Authority and law enforcement: local government reforms and security systems in Indonesia.

AuthorKristiansen, Stein

Introduction

Since 2001, Indonesia has undergone wide-ranging decentralization. Political power and administrative responsibility have been transferred from the central government to the district level. District authorities now have the political mandate to issue decrees and regulations and full responsibility for the public management of sectors such as education, health care, public works, culture and the environment. The devolution process follows the economic crisis which began in 1997, the fall of the authoritarian regime of president Suharto in 1998, and the implementation of free and democratic elections in 1999.

### Direction
Rewrite everything from "Authority and law" down to "elections in 1999." in the Indonesian local government reforms text, changing "wide-ranging" to "far-reaching".

### Records shown

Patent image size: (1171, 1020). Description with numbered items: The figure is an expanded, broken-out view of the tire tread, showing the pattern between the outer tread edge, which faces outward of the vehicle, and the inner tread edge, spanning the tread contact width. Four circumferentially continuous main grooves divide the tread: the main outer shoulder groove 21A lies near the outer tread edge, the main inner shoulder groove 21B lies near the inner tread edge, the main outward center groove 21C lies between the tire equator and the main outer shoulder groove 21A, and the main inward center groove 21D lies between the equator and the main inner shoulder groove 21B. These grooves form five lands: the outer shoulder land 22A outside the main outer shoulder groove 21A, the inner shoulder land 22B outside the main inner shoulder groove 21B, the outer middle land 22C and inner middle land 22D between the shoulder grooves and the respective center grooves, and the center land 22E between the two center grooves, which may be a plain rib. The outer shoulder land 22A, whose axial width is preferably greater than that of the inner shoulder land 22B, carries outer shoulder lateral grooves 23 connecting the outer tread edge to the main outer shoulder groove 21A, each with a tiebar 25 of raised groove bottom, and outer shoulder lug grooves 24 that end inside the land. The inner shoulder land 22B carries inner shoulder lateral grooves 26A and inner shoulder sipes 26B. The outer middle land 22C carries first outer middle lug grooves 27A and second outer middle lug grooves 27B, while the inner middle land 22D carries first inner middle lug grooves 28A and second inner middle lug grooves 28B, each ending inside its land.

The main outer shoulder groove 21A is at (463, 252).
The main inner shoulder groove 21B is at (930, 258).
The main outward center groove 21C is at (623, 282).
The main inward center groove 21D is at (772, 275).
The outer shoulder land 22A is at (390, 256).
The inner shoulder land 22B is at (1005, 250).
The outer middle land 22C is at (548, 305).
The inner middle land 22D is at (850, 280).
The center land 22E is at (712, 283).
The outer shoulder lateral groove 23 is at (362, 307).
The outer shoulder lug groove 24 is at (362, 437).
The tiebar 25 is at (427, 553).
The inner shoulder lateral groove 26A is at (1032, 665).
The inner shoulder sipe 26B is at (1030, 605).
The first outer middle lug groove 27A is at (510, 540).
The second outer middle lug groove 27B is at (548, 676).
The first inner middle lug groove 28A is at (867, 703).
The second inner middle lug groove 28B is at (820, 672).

### Full solution
Authority and law enforcement: local government reforms and security systems in Indonesia.

AuthorKristiansen, Stein

Introduction

Since 2001, Indonesia has undergone far-reaching decentralization. Political power and administrative responsibility have been transferred from the central government to the district level. District authorities now have the political mandate to issue decrees and regulations and full responsibility for the public management of sectors such as education, health care, public works, culture and the environment. The devolution process follows the economic crisis which began in 1997, the fall of the authoritarian regime of president Suharto in 1998, and the implementation of free and democratic elections in 1999.